- **EXERCISE OBJECTIVE**: Reproduce all of the material exactly as shown.

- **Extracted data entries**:

>>

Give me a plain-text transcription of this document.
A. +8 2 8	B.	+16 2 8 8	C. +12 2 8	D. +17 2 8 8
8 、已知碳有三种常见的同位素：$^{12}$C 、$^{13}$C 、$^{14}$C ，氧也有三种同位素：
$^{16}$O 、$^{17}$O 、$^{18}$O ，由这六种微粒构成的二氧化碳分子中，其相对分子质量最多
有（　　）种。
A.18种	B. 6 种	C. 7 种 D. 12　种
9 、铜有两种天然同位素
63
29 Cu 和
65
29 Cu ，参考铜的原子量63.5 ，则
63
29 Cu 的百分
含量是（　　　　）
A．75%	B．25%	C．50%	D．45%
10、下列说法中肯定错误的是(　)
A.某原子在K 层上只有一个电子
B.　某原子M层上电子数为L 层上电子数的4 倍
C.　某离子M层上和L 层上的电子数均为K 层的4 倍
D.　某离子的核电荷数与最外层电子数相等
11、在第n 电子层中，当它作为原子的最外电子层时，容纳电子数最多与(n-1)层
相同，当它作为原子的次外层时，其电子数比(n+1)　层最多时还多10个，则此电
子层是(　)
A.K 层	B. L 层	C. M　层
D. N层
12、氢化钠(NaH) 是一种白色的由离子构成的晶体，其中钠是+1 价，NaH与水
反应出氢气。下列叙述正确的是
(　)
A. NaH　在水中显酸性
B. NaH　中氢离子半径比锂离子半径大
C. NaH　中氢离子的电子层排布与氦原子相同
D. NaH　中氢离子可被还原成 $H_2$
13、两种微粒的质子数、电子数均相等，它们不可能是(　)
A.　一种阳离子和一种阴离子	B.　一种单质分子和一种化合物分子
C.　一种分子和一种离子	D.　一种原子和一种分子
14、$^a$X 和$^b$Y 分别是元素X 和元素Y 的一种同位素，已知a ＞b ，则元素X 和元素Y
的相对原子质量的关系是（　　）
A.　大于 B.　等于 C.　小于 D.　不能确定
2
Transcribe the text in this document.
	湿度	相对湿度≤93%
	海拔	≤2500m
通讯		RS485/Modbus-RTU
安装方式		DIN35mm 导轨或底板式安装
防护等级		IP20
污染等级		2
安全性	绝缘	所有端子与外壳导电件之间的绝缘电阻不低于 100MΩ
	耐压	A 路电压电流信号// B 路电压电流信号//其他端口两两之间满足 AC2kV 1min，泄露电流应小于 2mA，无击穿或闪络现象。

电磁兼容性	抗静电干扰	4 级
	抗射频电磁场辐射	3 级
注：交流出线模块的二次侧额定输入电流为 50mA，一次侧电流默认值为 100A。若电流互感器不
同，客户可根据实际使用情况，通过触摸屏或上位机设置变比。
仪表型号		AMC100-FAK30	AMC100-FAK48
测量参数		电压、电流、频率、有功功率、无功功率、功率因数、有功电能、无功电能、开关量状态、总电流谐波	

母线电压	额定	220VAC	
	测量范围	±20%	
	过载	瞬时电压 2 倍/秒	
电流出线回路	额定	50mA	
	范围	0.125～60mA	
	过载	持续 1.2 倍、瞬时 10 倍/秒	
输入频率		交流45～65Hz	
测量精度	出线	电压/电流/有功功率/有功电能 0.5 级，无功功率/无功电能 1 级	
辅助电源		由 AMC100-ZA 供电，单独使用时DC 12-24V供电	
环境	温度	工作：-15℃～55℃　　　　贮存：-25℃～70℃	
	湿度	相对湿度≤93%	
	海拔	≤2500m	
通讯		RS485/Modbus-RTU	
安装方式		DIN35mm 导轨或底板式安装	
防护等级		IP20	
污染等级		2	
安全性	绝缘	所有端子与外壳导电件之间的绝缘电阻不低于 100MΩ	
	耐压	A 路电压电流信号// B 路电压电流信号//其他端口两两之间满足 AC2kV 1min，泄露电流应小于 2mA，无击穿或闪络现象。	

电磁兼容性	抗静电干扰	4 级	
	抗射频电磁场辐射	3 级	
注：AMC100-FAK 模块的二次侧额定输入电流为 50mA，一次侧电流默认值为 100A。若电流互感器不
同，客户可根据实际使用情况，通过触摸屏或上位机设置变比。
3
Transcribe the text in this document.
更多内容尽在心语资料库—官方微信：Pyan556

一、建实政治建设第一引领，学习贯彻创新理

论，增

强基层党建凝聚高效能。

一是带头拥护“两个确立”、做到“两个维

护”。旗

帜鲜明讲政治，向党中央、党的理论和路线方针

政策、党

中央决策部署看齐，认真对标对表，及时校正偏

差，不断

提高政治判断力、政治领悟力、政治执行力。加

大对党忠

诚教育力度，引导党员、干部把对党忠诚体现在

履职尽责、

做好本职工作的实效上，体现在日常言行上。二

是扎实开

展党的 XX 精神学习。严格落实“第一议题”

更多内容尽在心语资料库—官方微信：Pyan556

<<

- **SOLUTION FOR THIS PROBLEM**:
Give me a plain-text transcription of this document.
A. +8 2 8	B.	+16 2 8 8	C. +12 2 8	D. +17 2 8 8
8 、已知碳有三种常见的同位素：$^{12}$C 、$^{13}$C 、$^{14}$C ，氧也有三种同位素：
$^{16}$O 、$^{17}$O 、$^{18}$O ，由这六种微粒构成的二氧化碳分子中，其相对分子质量最多
有（　　）种。
A.18种	B. 6 种	C. 7 种 D. 12　种
9 、铜有两种天然同位素
63
29 Cu 和
65
29 Cu ，参考铜的原子量63.5 ，则
63
29 Cu 的百分
含量是（　　　　）
A．75%	B．25%	C．50%	D．45%
10、下列说法中肯定错误的是(　)
A.某原子在K 层上只有一个电子
B.　某原子M层上电子数为L 层上电子数的4 倍
C.　某离子M层上和L 层上的电子数均为K 层的4 倍
D.　某离子的核电荷数与最外层电子数相等
11、在第n 电子层中，当它作为原子的最外电子层时，容纳电子数最多与(n-1)层
相同，当它作为原子的次外层时，其电子数比(n+1)　层最多时还多10个，则此电
子层是(　)
A.K 层	B. L 层	C. M　层
D. N层
12、氢化钠(NaH) 是一种白色的由离子构成的晶体，其中钠是+1 价，NaH与水
反应出氢气。下列叙述正确的是
(　)
A. NaH　在水中显酸性
B. NaH　中氢离子半径比锂离子半径大
C. NaH　中氢离子的电子层排布与氦原子相同
D. NaH　中氢离子可被还原成 $H_2$
13、两种微粒的质子数、电子数均相等，它们不可能是(　)
A.　一种阳离子和一种阴离子	B.　一种单质分子和一种化合物分子
C.　一种分子和一种离子	D.　一种原子和一种分子
14、$^a$X 和$^b$Y 分别是元素X 和元素Y 的一种同位素，已知a ＞b ，则元素X 和元素Y
的相对原子质量的关系是（　　）
A.　大于 B.　等于 C.　小于 D.　不能确定
2
Transcribe the text in this document.
	湿度	相对湿度≤93%
	海拔	≤2500m
通讯		RS485/Modbus-RTU
安装方式		DIN35mm 导轨或底板式安装
防护等级		IP20
污染等级		2
安全性	绝缘	所有端子与外壳导电件之间的绝缘电阻不低于 100MΩ
	耐压	A 路电压电流信号// B 路电压电流信号//其他端口两两之间满足 AC2kV 1min，泄露电流应小于 2mA，无击穿或闪络现象。

电磁兼容性	抗静电干扰	4 级
	抗射频电磁场辐射	3 级
注：交流出线模块的二次侧额定输入电流为 50mA，一次侧电流默认值为 100A。若电流互感器不
同，客户可根据实际使用情况，通过触摸屏或上位机设置变比。
仪表型号		AMC100-FAK30	AMC100-FAK48
测量参数		电压、电流、频率、有功功率、无功功率、功率因数、有功电能、无功电能、开关量状态、总电流谐波	

母线电压	额定	220VAC	
	测量范围	±20%	
	过载	瞬时电压 2 倍/秒	
电流出线回路	额定	50mA	
	范围	0.125～60mA	
	过载	持续 1.2 倍、瞬时 10 倍/秒	
输入频率		交流45～65Hz	
测量精度	出线	电压/电流/有功功率/有功电能 0.5 级，无功功率/无功电能 1 级	
辅助电源		由 AMC100-ZA 供电，单独使用时DC 12-24V供电	
环境	温度	工作：-15℃～55℃　　　　贮存：-25℃～70℃	
	湿度	相对湿度≤93%	
	海拔	≤2500m	
通讯		RS485/Modbus-RTU	
安装方式		DIN35mm 导轨或底板式安装	
防护等级		IP20	
污染等级		2	
安全性	绝缘	所有端子与外壳导电件之间的绝缘电阻不低于 100MΩ	
	耐压	A 路电压电流信号// B 路电压电流信号//其他端口两两之间满足 AC2kV 1min，泄露电流应小于 2mA，无击穿或闪络现象。	

电磁兼容性	抗静电干扰	4 级	
	抗射频电磁场辐射	3 级	
注：AMC100-FAK 模块的二次侧额定输入电流为 50mA，一次侧电流默认值为 100A。若电流互感器不
同，客户可根据实际使用情况，通过触摸屏或上位机设置变比。
3
Transcribe the text in this document.
更多内容尽在心语资料库—官方微信：Pyan556

一、建实政治建设第一引领，学习贯彻创新理

论，增

强基层党建凝聚高效能。

一是带头拥护“两个确立”、做到“两个维

护”。旗

帜鲜明讲政治，向党中央、党的理论和路线方针

政策、党

中央决策部署看齐，认真对标对表，及时校正偏

差，不断

提高政治判断力、政治领悟力、政治执行力。加

大对党忠

诚教育力度，引导党员、干部把对党忠诚体现在

履职尽责、

做好本职工作的实效上，体现在日常言行上。二

是扎实开

展党的 XX 精神学习。严格落实“第一议题”

更多内容尽在心语资料库—官方微信：Pyan556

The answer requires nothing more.